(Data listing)
[start]
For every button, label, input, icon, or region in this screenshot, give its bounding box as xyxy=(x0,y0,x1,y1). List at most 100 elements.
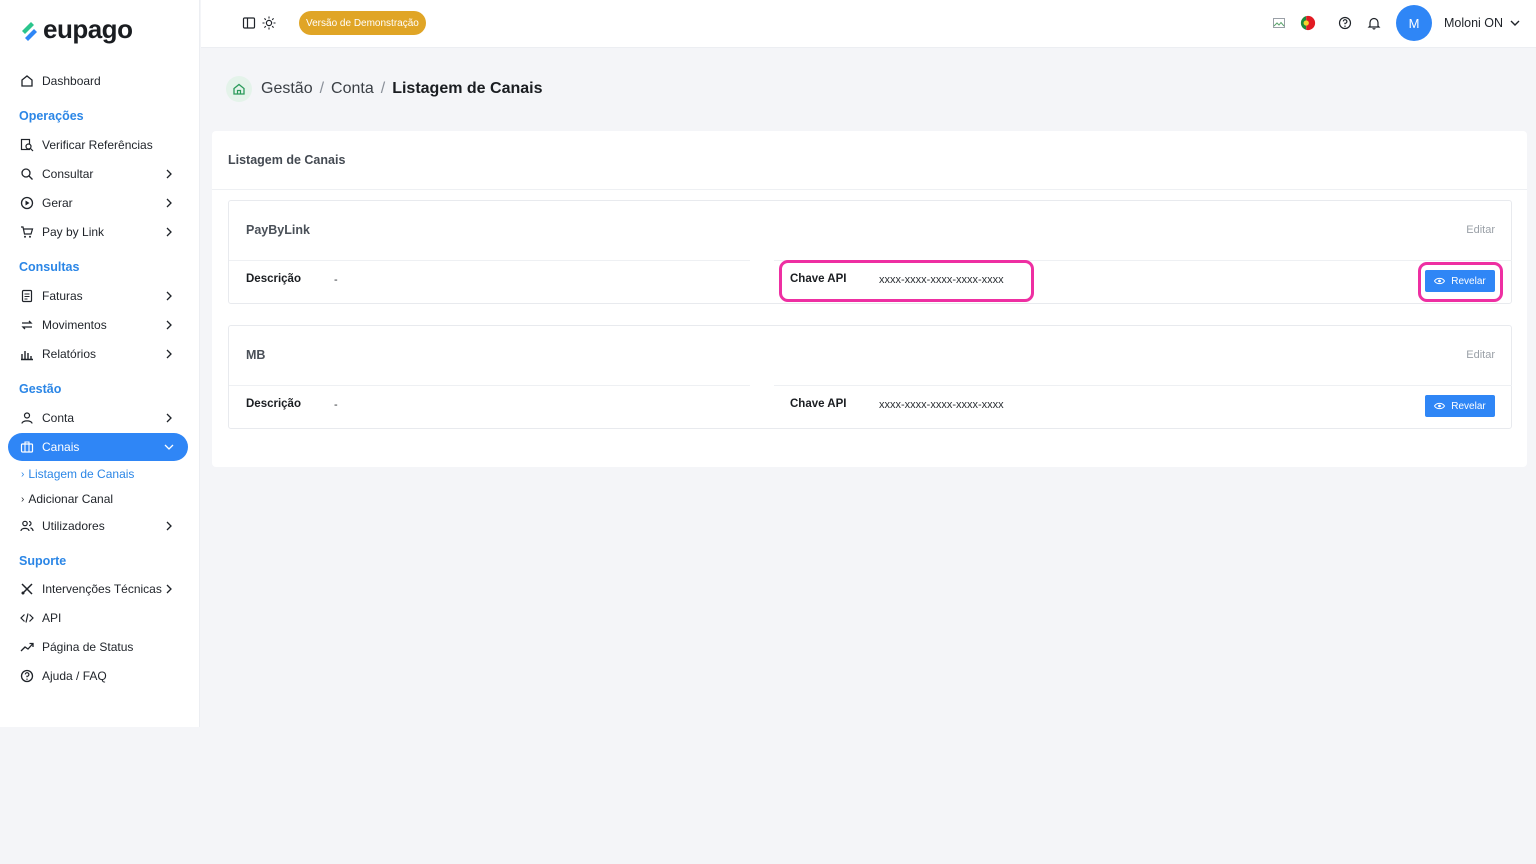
bell-icon[interactable] xyxy=(1366,15,1382,31)
sidebar-item-dashboard[interactable]: Dashboard xyxy=(8,67,188,95)
sidebar-item-verificar[interactable]: Verificar Referências xyxy=(8,131,188,159)
broken-image-icon xyxy=(1271,15,1287,31)
sidebar-item-label: Relatórios xyxy=(42,347,97,361)
sidebar-item-gerar[interactable]: Gerar xyxy=(8,189,188,217)
portugal-flag-icon[interactable] xyxy=(1300,15,1316,31)
sidebar-item-ajuda[interactable]: Ajuda / FAQ xyxy=(8,662,188,690)
section-suporte: Suporte xyxy=(19,554,67,568)
cart-icon xyxy=(20,225,34,239)
channels-icon xyxy=(20,440,34,454)
sidebar-item-label: Canais xyxy=(42,440,80,454)
tools-icon xyxy=(20,582,34,596)
sidebar-item-label: Gerar xyxy=(42,196,73,210)
description-label: Descrição xyxy=(246,398,301,410)
breadcrumb-separator: / xyxy=(380,80,386,97)
chevron-right-icon xyxy=(166,198,172,208)
sidebar-item-label: Página de Status xyxy=(42,640,134,654)
sidebar: eupago Dashboard Operações Verificar Ref… xyxy=(0,0,200,727)
sidebar-item-consultar[interactable]: Consultar xyxy=(8,160,188,188)
highlight-reveal-button xyxy=(1418,262,1503,302)
chevron-right-icon xyxy=(166,521,172,531)
description-value: - xyxy=(334,274,338,286)
api-key-label: Chave API xyxy=(790,398,847,410)
home-icon[interactable] xyxy=(226,76,252,102)
users-icon xyxy=(20,519,34,533)
sidebar-item-intervencoes[interactable]: Intervenções Técnicas xyxy=(8,575,188,603)
topbar: Versão de Demonstração M Moloni ON xyxy=(201,0,1536,48)
divider xyxy=(212,189,1527,190)
eupago-logo[interactable]: eupago xyxy=(19,14,133,45)
sidebar-item-label: Faturas xyxy=(42,289,83,303)
chevron-right-icon xyxy=(166,349,172,359)
invoice-icon xyxy=(20,289,34,303)
sidebar-item-conta[interactable]: Conta xyxy=(8,404,188,432)
description-label: Descrição xyxy=(246,273,301,285)
play-circle-icon xyxy=(20,196,34,210)
logo-mark-icon xyxy=(22,21,37,41)
sidebar-item-api[interactable]: API xyxy=(8,604,188,632)
chevron-right-icon xyxy=(166,320,172,330)
section-operacoes: Operações xyxy=(19,109,84,123)
bar-chart-icon xyxy=(20,347,34,361)
sidebar-item-label: Utilizadores xyxy=(42,519,105,533)
trend-up-icon xyxy=(20,640,34,654)
breadcrumb-current: Listagem de Canais xyxy=(392,80,543,97)
chevron-down-icon xyxy=(164,444,174,450)
sun-icon[interactable] xyxy=(261,15,277,31)
chevron-down-icon xyxy=(1510,20,1520,26)
sidebar-subitem-label: Adicionar Canal xyxy=(28,492,114,506)
sidebar-item-label: API xyxy=(42,611,62,625)
section-consultas: Consultas xyxy=(19,260,80,274)
breadcrumb-separator: / xyxy=(319,80,325,97)
chevron-right-icon xyxy=(166,413,172,423)
breadcrumb-conta[interactable]: Conta xyxy=(331,80,374,98)
user-icon xyxy=(20,411,34,425)
channel-card-mb: MB Editar Descrição - Chave API xxxx-xxx… xyxy=(228,325,1512,429)
sidebar-item-utilizadores[interactable]: Utilizadores xyxy=(8,512,188,540)
sidebar-subitem-listagem[interactable]: › Listagem de Canais xyxy=(21,467,134,481)
sidebar-item-label: Conta xyxy=(42,411,75,425)
edit-link[interactable]: Editar xyxy=(1466,349,1495,361)
edit-link[interactable]: Editar xyxy=(1466,224,1495,236)
demo-version-badge: Versão de Demonstração xyxy=(299,11,426,35)
sidebar-item-canais[interactable]: Canais xyxy=(8,433,188,461)
transfer-icon xyxy=(20,318,34,332)
sidebar-subitem-label: Listagem de Canais xyxy=(28,467,135,481)
sidebar-item-movimentos[interactable]: Movimentos xyxy=(8,311,188,339)
logo-text: eupago xyxy=(43,14,133,44)
sidebar-item-relatorios[interactable]: Relatórios xyxy=(8,340,188,368)
divider xyxy=(774,385,1512,386)
channel-name: MB xyxy=(246,348,266,362)
sidebar-subitem-adicionar[interactable]: › Adicionar Canal xyxy=(21,492,113,506)
chevron-right-icon xyxy=(166,169,172,179)
sidebar-item-faturas[interactable]: Faturas xyxy=(8,282,188,310)
divider xyxy=(229,260,750,261)
eye-icon xyxy=(1434,402,1446,410)
reveal-label: Revelar xyxy=(1451,400,1486,412)
channel-name: PayByLink xyxy=(246,223,310,237)
api-key-value: xxxx-xxxx-xxxx-xxxx-xxxx xyxy=(879,399,1004,411)
home-icon xyxy=(20,74,34,88)
sidebar-item-label: Dashboard xyxy=(42,74,101,88)
sidebar-item-label: Verificar Referências xyxy=(42,138,153,152)
divider xyxy=(229,385,750,386)
breadcrumb-gestao[interactable]: Gestão xyxy=(261,80,313,98)
user-menu[interactable]: Moloni ON xyxy=(1444,16,1521,30)
sidebar-toggle-icon[interactable] xyxy=(241,15,257,31)
search-document-icon xyxy=(20,138,34,152)
chevron-right-icon: › xyxy=(21,493,25,505)
sidebar-item-paybylink[interactable]: Pay by Link xyxy=(8,218,188,246)
chevron-right-icon xyxy=(166,227,172,237)
chevron-right-icon xyxy=(166,291,172,301)
reveal-button[interactable]: Revelar xyxy=(1425,395,1495,417)
breadcrumb: Gestão / Conta / Listagem de Canais xyxy=(226,76,542,102)
highlight-api-key xyxy=(779,260,1034,302)
help-icon[interactable] xyxy=(1337,15,1353,31)
sidebar-item-label: Pay by Link xyxy=(42,225,105,239)
description-value: - xyxy=(334,399,338,411)
chevron-right-icon: › xyxy=(21,468,25,480)
code-icon xyxy=(20,611,34,625)
sidebar-item-status[interactable]: Página de Status xyxy=(8,633,188,661)
sidebar-item-label: Movimentos xyxy=(42,318,107,332)
user-avatar[interactable]: M xyxy=(1396,5,1432,41)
[end]
» REQUEST
Rewrite every row of the data listing, changing "sidebar-item-label" to "menu-item-label" and keeping everything else the same. Leave the pictures out of your answer.

» ANSWER BELOW
For every button, label, input, icon, or region in this screenshot, give its bounding box as xyxy=(x0,y0,x1,y1). List at most 100 elements.
bell-icon[interactable] xyxy=(1366,15,1382,31)
sidebar-item-dashboard[interactable]: Dashboard xyxy=(8,67,188,95)
sidebar-item-verificar[interactable]: Verificar Referências xyxy=(8,131,188,159)
broken-image-icon xyxy=(1271,15,1287,31)
menu-item-label: Relatórios xyxy=(42,347,97,361)
sidebar-item-gerar[interactable]: Gerar xyxy=(8,189,188,217)
portugal-flag-icon[interactable] xyxy=(1300,15,1316,31)
sidebar-item-ajuda[interactable]: Ajuda / FAQ xyxy=(8,662,188,690)
section-suporte: Suporte xyxy=(19,554,67,568)
cart-icon xyxy=(20,225,34,239)
channels-icon xyxy=(20,440,34,454)
menu-item-label: Canais xyxy=(42,440,80,454)
tools-icon xyxy=(20,582,34,596)
menu-item-label: Gerar xyxy=(42,196,73,210)
description-label: Descrição xyxy=(246,398,301,410)
breadcrumb-separator: / xyxy=(380,80,386,97)
chevron-right-icon xyxy=(166,198,172,208)
menu-item-label: Página de Status xyxy=(42,640,134,654)
sidebar: eupago Dashboard Operações Verificar Ref… xyxy=(0,0,200,727)
sidebar-item-consultar[interactable]: Consultar xyxy=(8,160,188,188)
highlight-reveal-button xyxy=(1418,262,1503,302)
chevron-right-icon xyxy=(166,521,172,531)
description-value: - xyxy=(334,274,338,286)
api-key-label: Chave API xyxy=(790,398,847,410)
home-icon[interactable] xyxy=(226,76,252,102)
users-icon xyxy=(20,519,34,533)
sidebar-item-intervencoes[interactable]: Intervenções Técnicas xyxy=(8,575,188,603)
topbar: Versão de Demonstração M Moloni ON xyxy=(201,0,1536,48)
divider xyxy=(212,189,1527,190)
eupago-logo[interactable]: eupago xyxy=(19,14,133,45)
menu-item-label: Faturas xyxy=(42,289,83,303)
chevron-right-icon xyxy=(166,349,172,359)
invoice-icon xyxy=(20,289,34,303)
sidebar-item-conta[interactable]: Conta xyxy=(8,404,188,432)
description-label: Descrição xyxy=(246,273,301,285)
play-circle-icon xyxy=(20,196,34,210)
logo-mark-icon xyxy=(22,21,37,41)
sidebar-item-api[interactable]: API xyxy=(8,604,188,632)
chevron-right-icon xyxy=(166,320,172,330)
section-operacoes: Operações xyxy=(19,109,84,123)
bar-chart-icon xyxy=(20,347,34,361)
menu-item-label: Utilizadores xyxy=(42,519,105,533)
trend-up-icon xyxy=(20,640,34,654)
breadcrumb-current: Listagem de Canais xyxy=(392,80,543,97)
chevron-down-icon xyxy=(164,444,174,450)
sun-icon[interactable] xyxy=(261,15,277,31)
chevron-down-icon xyxy=(1510,20,1520,26)
sidebar-subitem-label: Adicionar Canal xyxy=(28,492,114,506)
menu-item-label: API xyxy=(42,611,62,625)
section-consultas: Consultas xyxy=(19,260,80,274)
breadcrumb-separator: / xyxy=(319,80,325,97)
chevron-right-icon xyxy=(166,413,172,423)
breadcrumb-conta[interactable]: Conta xyxy=(331,80,374,98)
user-icon xyxy=(20,411,34,425)
channel-card-mb: MB Editar Descrição - Chave API xxxx-xxx… xyxy=(228,325,1512,429)
sidebar-item-utilizadores[interactable]: Utilizadores xyxy=(8,512,188,540)
sidebar-subitem-listagem[interactable]: › Listagem de Canais xyxy=(21,467,134,481)
menu-item-label: Conta xyxy=(42,411,75,425)
edit-link[interactable]: Editar xyxy=(1466,349,1495,361)
edit-link[interactable]: Editar xyxy=(1466,224,1495,236)
demo-version-badge: Versão de Demonstração xyxy=(299,11,426,35)
sidebar-item-canais[interactable]: Canais xyxy=(8,433,188,461)
transfer-icon xyxy=(20,318,34,332)
sidebar-subitem-label: Listagem de Canais xyxy=(28,467,135,481)
sidebar-item-movimentos[interactable]: Movimentos xyxy=(8,311,188,339)
logo-text: eupago xyxy=(43,14,133,44)
sidebar-item-relatorios[interactable]: Relatórios xyxy=(8,340,188,368)
divider xyxy=(774,385,1512,386)
channel-name: MB xyxy=(246,348,266,362)
sidebar-subitem-adicionar[interactable]: › Adicionar Canal xyxy=(21,492,113,506)
chevron-right-icon xyxy=(166,169,172,179)
sidebar-item-faturas[interactable]: Faturas xyxy=(8,282,188,310)
divider xyxy=(229,260,750,261)
eye-icon xyxy=(1434,402,1446,410)
reveal-label: Revelar xyxy=(1451,400,1486,412)
channel-name: PayByLink xyxy=(246,223,310,237)
api-key-value: xxxx-xxxx-xxxx-xxxx-xxxx xyxy=(879,399,1004,411)
home-icon xyxy=(20,74,34,88)
menu-item-label: Dashboard xyxy=(42,74,101,88)
menu-item-label: Verificar Referências xyxy=(42,138,153,152)
divider xyxy=(229,385,750,386)
breadcrumb-gestao[interactable]: Gestão xyxy=(261,80,313,98)
user-menu[interactable]: Moloni ON xyxy=(1444,16,1521,30)
sidebar-toggle-icon[interactable] xyxy=(241,15,257,31)
search-document-icon xyxy=(20,138,34,152)
chevron-right-icon: › xyxy=(21,493,25,505)
sidebar-item-paybylink[interactable]: Pay by Link xyxy=(8,218,188,246)
chevron-right-icon xyxy=(166,227,172,237)
chevron-right-icon xyxy=(166,291,172,301)
reveal-button[interactable]: Revelar xyxy=(1425,395,1495,417)
breadcrumb: Gestão / Conta / Listagem de Canais xyxy=(226,76,542,102)
highlight-api-key xyxy=(779,260,1034,302)
help-icon[interactable] xyxy=(1337,15,1353,31)
menu-item-label: Pay by Link xyxy=(42,225,105,239)
description-value: - xyxy=(334,399,338,411)
chevron-right-icon: › xyxy=(21,468,25,480)
code-icon xyxy=(20,611,34,625)
sidebar-item-status[interactable]: Página de Status xyxy=(8,633,188,661)
menu-item-label: Movimentos xyxy=(42,318,107,332)
user-avatar[interactable]: M xyxy=(1396,5,1432,41)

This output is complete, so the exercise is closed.